> [Record set]
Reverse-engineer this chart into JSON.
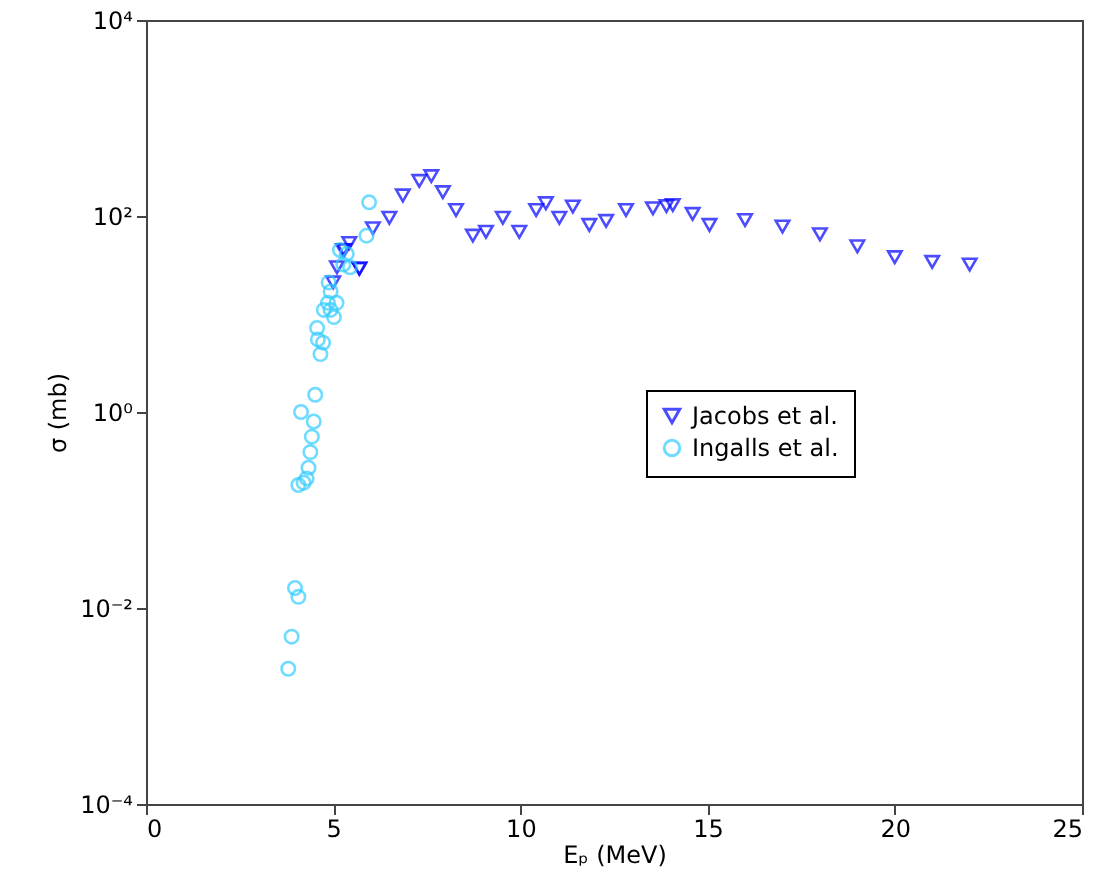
{
  "chart_data": {
    "type": "scatter",
    "xlabel": "Eₚ (MeV)",
    "ylabel": "σ (mb)",
    "xlim": [
      0,
      25
    ],
    "xticks": [
      0,
      5,
      10,
      15,
      20,
      25
    ],
    "ylim": [
      0.0001,
      10000
    ],
    "yticks": [
      {
        "value": 0.0001,
        "label": "10⁻⁴"
      },
      {
        "value": 0.01,
        "label": "10⁻²"
      },
      {
        "value": 1,
        "label": "10⁰"
      },
      {
        "value": 100,
        "label": "10²"
      },
      {
        "value": 10000,
        "label": "10⁴"
      }
    ],
    "log": "y",
    "grid": false,
    "legend": "right",
    "series": [
      {
        "name": "Jacobs et al.",
        "color": "#0000ff",
        "marker": "triangle",
        "x": [
          5.0,
          5.1,
          5.26,
          5.3,
          5.43,
          5.7,
          5.7,
          6.06,
          6.5,
          6.86,
          7.3,
          7.62,
          7.93,
          8.28,
          8.73,
          9.08,
          9.53,
          9.97,
          10.42,
          10.68,
          11.04,
          11.4,
          11.84,
          12.29,
          12.82,
          13.54,
          13.9,
          14.07,
          14.6,
          15.05,
          16,
          17,
          18,
          19,
          20,
          21,
          22
        ],
        "values": [
          21,
          30,
          45,
          45,
          53,
          29,
          29,
          75,
          96,
          162,
          228,
          255,
          175,
          115,
          63,
          69,
          96,
          69,
          115,
          135,
          96,
          125,
          81,
          89,
          115,
          120,
          126,
          129,
          105,
          81,
          91,
          78,
          65,
          49,
          38,
          34,
          32
        ]
      },
      {
        "name": "Ingalls et al.",
        "color": "#33ccff",
        "marker": "circle",
        "x": [
          3.8,
          3.89,
          3.98,
          4.07,
          4.07,
          4.21,
          4.29,
          4.34,
          4.39,
          4.43,
          4.48,
          4.14,
          4.52,
          4.66,
          4.59,
          4.73,
          4.57,
          5.02,
          4.93,
          4.75,
          4.86,
          4.93,
          4.88,
          5.09,
          5.18,
          5.36,
          5.27,
          5.45,
          5.89,
          5.96
        ],
        "values": [
          0.0024,
          0.0051,
          0.016,
          0.013,
          0.18,
          0.19,
          0.21,
          0.27,
          0.39,
          0.56,
          0.8,
          1.0,
          1.5,
          3.9,
          5.5,
          5.1,
          7.2,
          9.3,
          11,
          11,
          13,
          17,
          21,
          13,
          45,
          41,
          32,
          30,
          63,
          138
        ]
      }
    ]
  }
}
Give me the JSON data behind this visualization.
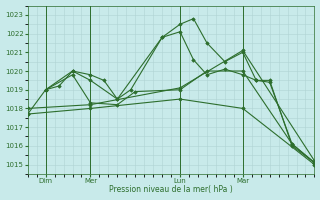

> [The exercise] Take the listing above and restate it word for word, without its pictures.

> [Response]
Reverse-engineer this chart into JSON.
{
  "chart_data": {
    "type": "scatter",
    "xlabel": "Eₚ (MeV)",
    "ylabel": "σ (mb)",
    "xlim": [
      0,
      25
    ],
    "xticks": [
      0,
      5,
      10,
      15,
      20,
      25
    ],
    "ylim": [
      0.0001,
      10000
    ],
    "yticks": [
      {
        "value": 0.0001,
        "label": "10⁻⁴"
      },
      {
        "value": 0.01,
        "label": "10⁻²"
      },
      {
        "value": 1,
        "label": "10⁰"
      },
      {
        "value": 100,
        "label": "10²"
      },
      {
        "value": 10000,
        "label": "10⁴"
      }
    ],
    "log": "y",
    "grid": false,
    "legend": "right",
    "series": [
      {
        "name": "Jacobs et al.",
        "color": "#0000ff",
        "marker": "triangle",
        "x": [
          5.0,
          5.1,
          5.26,
          5.3,
          5.43,
          5.7,
          5.7,
          6.06,
          6.5,
          6.86,
          7.3,
          7.62,
          7.93,
          8.28,
          8.73,
          9.08,
          9.53,
          9.97,
          10.42,
          10.68,
          11.04,
          11.4,
          11.84,
          12.29,
          12.82,
          13.54,
          13.9,
          14.07,
          14.6,
          15.05,
          16,
          17,
          18,
          19,
          20,
          21,
          22
        ],
        "values": [
          21,
          30,
          45,
          45,
          53,
          29,
          29,
          75,
          96,
          162,
          228,
          255,
          175,
          115,
          63,
          69,
          96,
          69,
          115,
          135,
          96,
          125,
          81,
          89,
          115,
          120,
          126,
          129,
          105,
          81,
          91,
          78,
          65,
          49,
          38,
          34,
          32
        ]
      },
      {
        "name": "Ingalls et al.",
        "color": "#33ccff",
        "marker": "circle",
        "x": [
          3.8,
          3.89,
          3.98,
          4.07,
          4.07,
          4.21,
          4.29,
          4.34,
          4.39,
          4.43,
          4.48,
          4.14,
          4.52,
          4.66,
          4.59,
          4.73,
          4.57,
          5.02,
          4.93,
          4.75,
          4.86,
          4.93,
          4.88,
          5.09,
          5.18,
          5.36,
          5.27,
          5.45,
          5.89,
          5.96
        ],
        "values": [
          0.0024,
          0.0051,
          0.016,
          0.013,
          0.18,
          0.19,
          0.21,
          0.27,
          0.39,
          0.56,
          0.8,
          1.0,
          1.5,
          3.9,
          5.5,
          5.1,
          7.2,
          9.3,
          11,
          11,
          13,
          17,
          21,
          13,
          45,
          41,
          32,
          30,
          63,
          138
        ]
      }
    ]
  }
}
Give me the JSON data behind this visualization.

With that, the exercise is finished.